(Saved data entries)
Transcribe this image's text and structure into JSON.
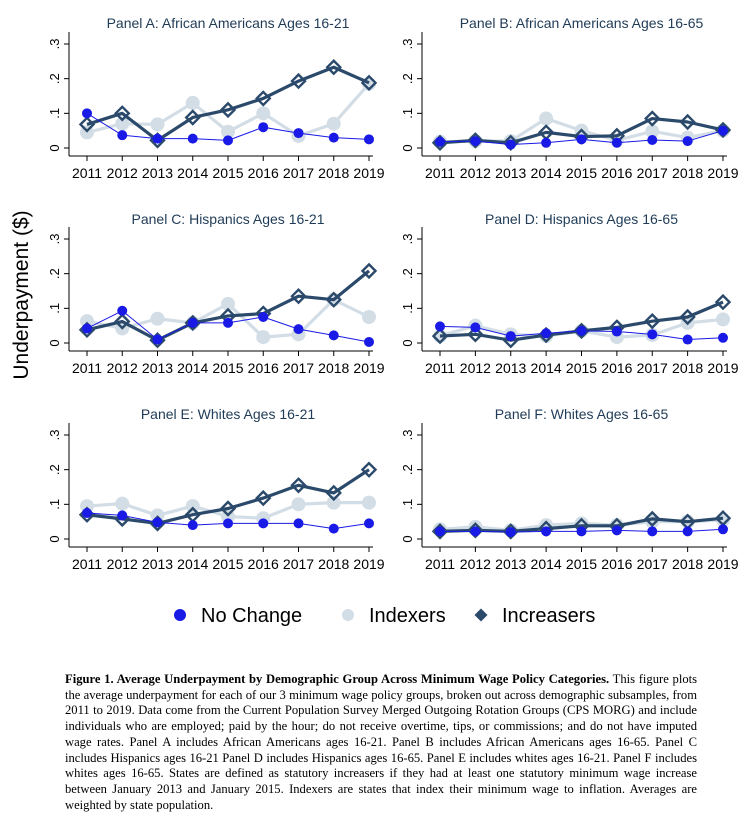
{
  "y_axis_label": "Underpayment ($)",
  "legend": [
    {
      "label": "No Change",
      "color": "#1a1ae6",
      "marker": "circle"
    },
    {
      "label": "Indexers",
      "color": "#d3dde6",
      "marker": "circle"
    },
    {
      "label": "Increasers",
      "color": "#2b4a6b",
      "marker": "diamond"
    }
  ],
  "caption": {
    "title": "Figure 1. Average Underpayment by Demographic Group Across Minimum Wage Policy Categories.",
    "body": "This figure plots the average underpayment for each of our 3 minimum wage policy groups, broken out across demographic subsamples, from 2011 to 2019. Data come from the Current Population Survey Merged Outgoing Rotation Groups (CPS MORG) and include individuals who are employed; paid by the hour; do not receive overtime, tips, or commissions; and do not have imputed wage rates. Panel A includes African Americans ages 16-21. Panel B includes African Americans ages 16-65. Panel C includes Hispanics ages 16-21 Panel D includes Hispanics ages 16-65. Panel E includes whites ages 16-21. Panel F includes whites ages 16-65. States are defined as statutory increasers if they had at least one statutory minimum wage increase between January 2013 and January 2015. Indexers are states that index their minimum wage to inflation. Averages are weighted by state population."
  },
  "chart_data": [
    {
      "type": "line",
      "title": "Panel A: African Americans Ages 16-21",
      "x": [
        2011,
        2012,
        2013,
        2014,
        2015,
        2016,
        2017,
        2018,
        2019
      ],
      "yticks": [
        "0",
        ".1",
        ".2",
        ".3"
      ],
      "ylim": [
        0,
        0.33
      ],
      "series": [
        {
          "name": "No Change",
          "values": [
            0.1,
            0.037,
            0.027,
            0.027,
            0.022,
            0.06,
            0.043,
            0.03,
            0.025
          ]
        },
        {
          "name": "Indexers",
          "values": [
            0.045,
            0.07,
            0.068,
            0.13,
            0.047,
            0.1,
            0.035,
            0.07,
            0.185
          ]
        },
        {
          "name": "Increasers",
          "values": [
            0.068,
            0.1,
            0.022,
            0.088,
            0.11,
            0.143,
            0.193,
            0.233,
            0.188
          ]
        }
      ]
    },
    {
      "type": "line",
      "title": "Panel B: African Americans Ages 16-65",
      "x": [
        2011,
        2012,
        2013,
        2014,
        2015,
        2016,
        2017,
        2018,
        2019
      ],
      "yticks": [
        "0",
        ".1",
        ".2",
        ".3"
      ],
      "ylim": [
        0,
        0.33
      ],
      "series": [
        {
          "name": "No Change",
          "values": [
            0.018,
            0.02,
            0.01,
            0.015,
            0.025,
            0.015,
            0.023,
            0.02,
            0.05
          ]
        },
        {
          "name": "Indexers",
          "values": [
            0.018,
            0.02,
            0.02,
            0.085,
            0.05,
            0.022,
            0.048,
            0.03,
            0.05
          ]
        },
        {
          "name": "Increasers",
          "values": [
            0.015,
            0.022,
            0.015,
            0.045,
            0.033,
            0.035,
            0.085,
            0.075,
            0.052
          ]
        }
      ]
    },
    {
      "type": "line",
      "title": "Panel C: Hispanics Ages 16-21",
      "x": [
        2011,
        2012,
        2013,
        2014,
        2015,
        2016,
        2017,
        2018,
        2019
      ],
      "yticks": [
        "0",
        ".1",
        ".2",
        ".3"
      ],
      "ylim": [
        0,
        0.33
      ],
      "series": [
        {
          "name": "No Change",
          "values": [
            0.042,
            0.093,
            0.01,
            0.058,
            0.058,
            0.075,
            0.04,
            0.022,
            0.003
          ]
        },
        {
          "name": "Indexers",
          "values": [
            0.063,
            0.042,
            0.07,
            0.058,
            0.113,
            0.017,
            0.025,
            0.125,
            0.075
          ]
        },
        {
          "name": "Increasers",
          "values": [
            0.038,
            0.062,
            0.008,
            0.058,
            0.078,
            0.085,
            0.135,
            0.125,
            0.208
          ]
        }
      ]
    },
    {
      "type": "line",
      "title": "Panel D: Hispanics Ages 16-65",
      "x": [
        2011,
        2012,
        2013,
        2014,
        2015,
        2016,
        2017,
        2018,
        2019
      ],
      "yticks": [
        "0",
        ".1",
        ".2",
        ".3"
      ],
      "ylim": [
        0,
        0.33
      ],
      "series": [
        {
          "name": "No Change",
          "values": [
            0.048,
            0.045,
            0.02,
            0.028,
            0.035,
            0.033,
            0.025,
            0.01,
            0.015
          ]
        },
        {
          "name": "Indexers",
          "values": [
            0.02,
            0.05,
            0.025,
            0.02,
            0.035,
            0.017,
            0.023,
            0.058,
            0.068
          ]
        },
        {
          "name": "Increasers",
          "values": [
            0.02,
            0.025,
            0.008,
            0.023,
            0.035,
            0.045,
            0.063,
            0.075,
            0.118
          ]
        }
      ]
    },
    {
      "type": "line",
      "title": "Panel E: Whites Ages 16-21",
      "x": [
        2011,
        2012,
        2013,
        2014,
        2015,
        2016,
        2017,
        2018,
        2019
      ],
      "yticks": [
        "0",
        ".1",
        ".2",
        ".3"
      ],
      "ylim": [
        0,
        0.33
      ],
      "series": [
        {
          "name": "No Change",
          "values": [
            0.075,
            0.068,
            0.048,
            0.04,
            0.045,
            0.045,
            0.045,
            0.03,
            0.045
          ]
        },
        {
          "name": "Indexers",
          "values": [
            0.095,
            0.102,
            0.068,
            0.095,
            0.065,
            0.06,
            0.1,
            0.105,
            0.105
          ]
        },
        {
          "name": "Increasers",
          "values": [
            0.07,
            0.058,
            0.045,
            0.07,
            0.088,
            0.118,
            0.155,
            0.133,
            0.2
          ]
        }
      ]
    },
    {
      "type": "line",
      "title": "Panel F: Whites Ages 16-65",
      "x": [
        2011,
        2012,
        2013,
        2014,
        2015,
        2016,
        2017,
        2018,
        2019
      ],
      "yticks": [
        "0",
        ".1",
        ".2",
        ".3"
      ],
      "ylim": [
        0,
        0.33
      ],
      "series": [
        {
          "name": "No Change",
          "values": [
            0.022,
            0.022,
            0.02,
            0.022,
            0.022,
            0.025,
            0.022,
            0.022,
            0.028
          ]
        },
        {
          "name": "Indexers",
          "values": [
            0.028,
            0.035,
            0.025,
            0.04,
            0.045,
            0.04,
            0.05,
            0.05,
            0.055
          ]
        },
        {
          "name": "Increasers",
          "values": [
            0.022,
            0.025,
            0.022,
            0.03,
            0.038,
            0.038,
            0.058,
            0.05,
            0.06
          ]
        }
      ]
    }
  ]
}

Problem to work on
Pictures are excluded; repeat every record exactly.

Response to the exercise
Transcribe this image's text and structure into JSON.
{
  "y_axis_label": "Underpayment ($)",
  "legend": [
    {
      "label": "No Change",
      "color": "#1a1ae6",
      "marker": "circle"
    },
    {
      "label": "Indexers",
      "color": "#d3dde6",
      "marker": "circle"
    },
    {
      "label": "Increasers",
      "color": "#2b4a6b",
      "marker": "diamond"
    }
  ],
  "caption": {
    "title": "Figure 1. Average Underpayment by Demographic Group Across Minimum Wage Policy Categories.",
    "body": "This figure plots the average underpayment for each of our 3 minimum wage policy groups, broken out across demographic subsamples, from 2011 to 2019. Data come from the Current Population Survey Merged Outgoing Rotation Groups (CPS MORG) and include individuals who are employed; paid by the hour; do not receive overtime, tips, or commissions; and do not have imputed wage rates. Panel A includes African Americans ages 16-21. Panel B includes African Americans ages 16-65. Panel C includes Hispanics ages 16-21 Panel D includes Hispanics ages 16-65. Panel E includes whites ages 16-21. Panel F includes whites ages 16-65. States are defined as statutory increasers if they had at least one statutory minimum wage increase between January 2013 and January 2015. Indexers are states that index their minimum wage to inflation. Averages are weighted by state population."
  },
  "chart_data": [
    {
      "type": "line",
      "title": "Panel A: African Americans Ages 16-21",
      "x": [
        2011,
        2012,
        2013,
        2014,
        2015,
        2016,
        2017,
        2018,
        2019
      ],
      "yticks": [
        "0",
        ".1",
        ".2",
        ".3"
      ],
      "ylim": [
        0,
        0.33
      ],
      "series": [
        {
          "name": "No Change",
          "values": [
            0.1,
            0.037,
            0.027,
            0.027,
            0.022,
            0.06,
            0.043,
            0.03,
            0.025
          ]
        },
        {
          "name": "Indexers",
          "values": [
            0.045,
            0.07,
            0.068,
            0.13,
            0.047,
            0.1,
            0.035,
            0.07,
            0.185
          ]
        },
        {
          "name": "Increasers",
          "values": [
            0.068,
            0.1,
            0.022,
            0.088,
            0.11,
            0.143,
            0.193,
            0.233,
            0.188
          ]
        }
      ]
    },
    {
      "type": "line",
      "title": "Panel B: African Americans Ages 16-65",
      "x": [
        2011,
        2012,
        2013,
        2014,
        2015,
        2016,
        2017,
        2018,
        2019
      ],
      "yticks": [
        "0",
        ".1",
        ".2",
        ".3"
      ],
      "ylim": [
        0,
        0.33
      ],
      "series": [
        {
          "name": "No Change",
          "values": [
            0.018,
            0.02,
            0.01,
            0.015,
            0.025,
            0.015,
            0.023,
            0.02,
            0.05
          ]
        },
        {
          "name": "Indexers",
          "values": [
            0.018,
            0.02,
            0.02,
            0.085,
            0.05,
            0.022,
            0.048,
            0.03,
            0.05
          ]
        },
        {
          "name": "Increasers",
          "values": [
            0.015,
            0.022,
            0.015,
            0.045,
            0.033,
            0.035,
            0.085,
            0.075,
            0.052
          ]
        }
      ]
    },
    {
      "type": "line",
      "title": "Panel C: Hispanics Ages 16-21",
      "x": [
        2011,
        2012,
        2013,
        2014,
        2015,
        2016,
        2017,
        2018,
        2019
      ],
      "yticks": [
        "0",
        ".1",
        ".2",
        ".3"
      ],
      "ylim": [
        0,
        0.33
      ],
      "series": [
        {
          "name": "No Change",
          "values": [
            0.042,
            0.093,
            0.01,
            0.058,
            0.058,
            0.075,
            0.04,
            0.022,
            0.003
          ]
        },
        {
          "name": "Indexers",
          "values": [
            0.063,
            0.042,
            0.07,
            0.058,
            0.113,
            0.017,
            0.025,
            0.125,
            0.075
          ]
        },
        {
          "name": "Increasers",
          "values": [
            0.038,
            0.062,
            0.008,
            0.058,
            0.078,
            0.085,
            0.135,
            0.125,
            0.208
          ]
        }
      ]
    },
    {
      "type": "line",
      "title": "Panel D: Hispanics Ages 16-65",
      "x": [
        2011,
        2012,
        2013,
        2014,
        2015,
        2016,
        2017,
        2018,
        2019
      ],
      "yticks": [
        "0",
        ".1",
        ".2",
        ".3"
      ],
      "ylim": [
        0,
        0.33
      ],
      "series": [
        {
          "name": "No Change",
          "values": [
            0.048,
            0.045,
            0.02,
            0.028,
            0.035,
            0.033,
            0.025,
            0.01,
            0.015
          ]
        },
        {
          "name": "Indexers",
          "values": [
            0.02,
            0.05,
            0.025,
            0.02,
            0.035,
            0.017,
            0.023,
            0.058,
            0.068
          ]
        },
        {
          "name": "Increasers",
          "values": [
            0.02,
            0.025,
            0.008,
            0.023,
            0.035,
            0.045,
            0.063,
            0.075,
            0.118
          ]
        }
      ]
    },
    {
      "type": "line",
      "title": "Panel E: Whites Ages 16-21",
      "x": [
        2011,
        2012,
        2013,
        2014,
        2015,
        2016,
        2017,
        2018,
        2019
      ],
      "yticks": [
        "0",
        ".1",
        ".2",
        ".3"
      ],
      "ylim": [
        0,
        0.33
      ],
      "series": [
        {
          "name": "No Change",
          "values": [
            0.075,
            0.068,
            0.048,
            0.04,
            0.045,
            0.045,
            0.045,
            0.03,
            0.045
          ]
        },
        {
          "name": "Indexers",
          "values": [
            0.095,
            0.102,
            0.068,
            0.095,
            0.065,
            0.06,
            0.1,
            0.105,
            0.105
          ]
        },
        {
          "name": "Increasers",
          "values": [
            0.07,
            0.058,
            0.045,
            0.07,
            0.088,
            0.118,
            0.155,
            0.133,
            0.2
          ]
        }
      ]
    },
    {
      "type": "line",
      "title": "Panel F: Whites Ages 16-65",
      "x": [
        2011,
        2012,
        2013,
        2014,
        2015,
        2016,
        2017,
        2018,
        2019
      ],
      "yticks": [
        "0",
        ".1",
        ".2",
        ".3"
      ],
      "ylim": [
        0,
        0.33
      ],
      "series": [
        {
          "name": "No Change",
          "values": [
            0.022,
            0.022,
            0.02,
            0.022,
            0.022,
            0.025,
            0.022,
            0.022,
            0.028
          ]
        },
        {
          "name": "Indexers",
          "values": [
            0.028,
            0.035,
            0.025,
            0.04,
            0.045,
            0.04,
            0.05,
            0.05,
            0.055
          ]
        },
        {
          "name": "Increasers",
          "values": [
            0.022,
            0.025,
            0.022,
            0.03,
            0.038,
            0.038,
            0.058,
            0.05,
            0.06
          ]
        }
      ]
    }
  ]
}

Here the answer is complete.